Data entries
☆ ☆ ☆ ☆
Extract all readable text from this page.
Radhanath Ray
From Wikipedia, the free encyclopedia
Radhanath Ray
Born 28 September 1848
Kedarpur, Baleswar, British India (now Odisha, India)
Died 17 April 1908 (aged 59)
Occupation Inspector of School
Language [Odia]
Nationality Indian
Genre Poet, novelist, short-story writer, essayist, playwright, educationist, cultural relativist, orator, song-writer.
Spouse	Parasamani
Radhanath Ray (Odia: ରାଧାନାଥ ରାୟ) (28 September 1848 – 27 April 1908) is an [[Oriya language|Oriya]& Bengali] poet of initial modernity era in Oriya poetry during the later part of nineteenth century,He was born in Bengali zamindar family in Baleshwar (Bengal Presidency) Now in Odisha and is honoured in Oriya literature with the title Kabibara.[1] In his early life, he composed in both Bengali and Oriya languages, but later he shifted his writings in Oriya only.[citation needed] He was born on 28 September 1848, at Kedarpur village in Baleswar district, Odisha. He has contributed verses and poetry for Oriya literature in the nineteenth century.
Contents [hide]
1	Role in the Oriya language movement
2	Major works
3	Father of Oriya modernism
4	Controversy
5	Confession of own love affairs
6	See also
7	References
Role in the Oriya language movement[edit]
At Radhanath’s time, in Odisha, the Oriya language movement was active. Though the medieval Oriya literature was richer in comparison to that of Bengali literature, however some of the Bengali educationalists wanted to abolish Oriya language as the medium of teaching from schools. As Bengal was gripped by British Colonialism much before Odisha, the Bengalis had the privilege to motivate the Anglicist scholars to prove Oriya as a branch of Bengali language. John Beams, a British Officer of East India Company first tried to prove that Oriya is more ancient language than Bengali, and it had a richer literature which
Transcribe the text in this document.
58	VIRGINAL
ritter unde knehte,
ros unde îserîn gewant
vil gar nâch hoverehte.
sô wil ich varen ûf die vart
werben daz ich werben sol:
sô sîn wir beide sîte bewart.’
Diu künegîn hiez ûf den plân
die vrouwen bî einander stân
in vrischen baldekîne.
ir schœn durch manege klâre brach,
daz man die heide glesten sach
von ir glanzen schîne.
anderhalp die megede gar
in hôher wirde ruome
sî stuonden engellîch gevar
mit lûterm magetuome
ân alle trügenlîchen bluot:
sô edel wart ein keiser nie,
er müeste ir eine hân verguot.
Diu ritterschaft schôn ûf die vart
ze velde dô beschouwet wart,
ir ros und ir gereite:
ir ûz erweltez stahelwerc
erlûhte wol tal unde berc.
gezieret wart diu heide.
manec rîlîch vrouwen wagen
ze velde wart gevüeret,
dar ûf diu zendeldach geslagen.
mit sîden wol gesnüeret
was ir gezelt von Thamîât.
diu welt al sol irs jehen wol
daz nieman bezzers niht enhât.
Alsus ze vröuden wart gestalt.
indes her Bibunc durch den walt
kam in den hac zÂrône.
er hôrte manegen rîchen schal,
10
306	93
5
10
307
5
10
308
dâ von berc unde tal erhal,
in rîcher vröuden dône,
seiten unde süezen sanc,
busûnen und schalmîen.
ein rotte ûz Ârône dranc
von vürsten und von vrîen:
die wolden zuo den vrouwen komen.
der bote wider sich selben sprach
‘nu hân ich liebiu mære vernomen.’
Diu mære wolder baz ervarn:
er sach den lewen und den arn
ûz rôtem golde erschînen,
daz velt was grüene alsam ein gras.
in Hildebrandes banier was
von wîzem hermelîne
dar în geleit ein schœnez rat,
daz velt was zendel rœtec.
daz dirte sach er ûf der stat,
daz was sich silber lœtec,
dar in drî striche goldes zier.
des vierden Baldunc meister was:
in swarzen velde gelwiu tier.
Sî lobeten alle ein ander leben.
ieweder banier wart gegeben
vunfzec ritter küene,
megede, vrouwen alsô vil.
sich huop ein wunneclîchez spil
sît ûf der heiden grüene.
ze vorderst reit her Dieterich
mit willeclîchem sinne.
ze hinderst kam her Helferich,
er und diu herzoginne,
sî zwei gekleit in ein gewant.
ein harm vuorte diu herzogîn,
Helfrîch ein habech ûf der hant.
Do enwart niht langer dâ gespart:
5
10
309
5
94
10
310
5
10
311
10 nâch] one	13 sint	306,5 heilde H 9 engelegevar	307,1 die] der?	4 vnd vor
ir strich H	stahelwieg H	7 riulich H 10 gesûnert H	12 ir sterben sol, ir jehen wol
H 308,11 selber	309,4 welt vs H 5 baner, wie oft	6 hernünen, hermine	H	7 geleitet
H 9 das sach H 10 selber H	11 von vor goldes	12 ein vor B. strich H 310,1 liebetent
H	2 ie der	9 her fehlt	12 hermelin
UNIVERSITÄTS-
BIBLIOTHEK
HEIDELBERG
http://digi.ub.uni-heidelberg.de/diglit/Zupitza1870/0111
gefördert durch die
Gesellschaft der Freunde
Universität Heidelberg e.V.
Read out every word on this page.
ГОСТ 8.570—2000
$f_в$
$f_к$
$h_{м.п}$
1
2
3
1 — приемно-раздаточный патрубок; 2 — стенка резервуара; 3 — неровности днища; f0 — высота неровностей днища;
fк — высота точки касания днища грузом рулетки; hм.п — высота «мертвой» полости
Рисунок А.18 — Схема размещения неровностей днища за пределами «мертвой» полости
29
☆ ☆ ☆ ☆
Find the line containing "Read out every word on this page." in the material above. Print it and every line after it through the end, exactly and only those.

Read out every word on this page.
ГОСТ 8.570—2000
$f_в$
$f_к$
$h_{м.п}$
1
2
3
1 — приемно-раздаточный патрубок; 2 — стенка резервуара; 3 — неровности днища; f0 — высота неровностей днища;
fк — высота точки касания днища грузом рулетки; hм.п — высота «мертвой» полости
Рисунок А.18 — Схема размещения неровностей днища за пределами «мертвой» полости
29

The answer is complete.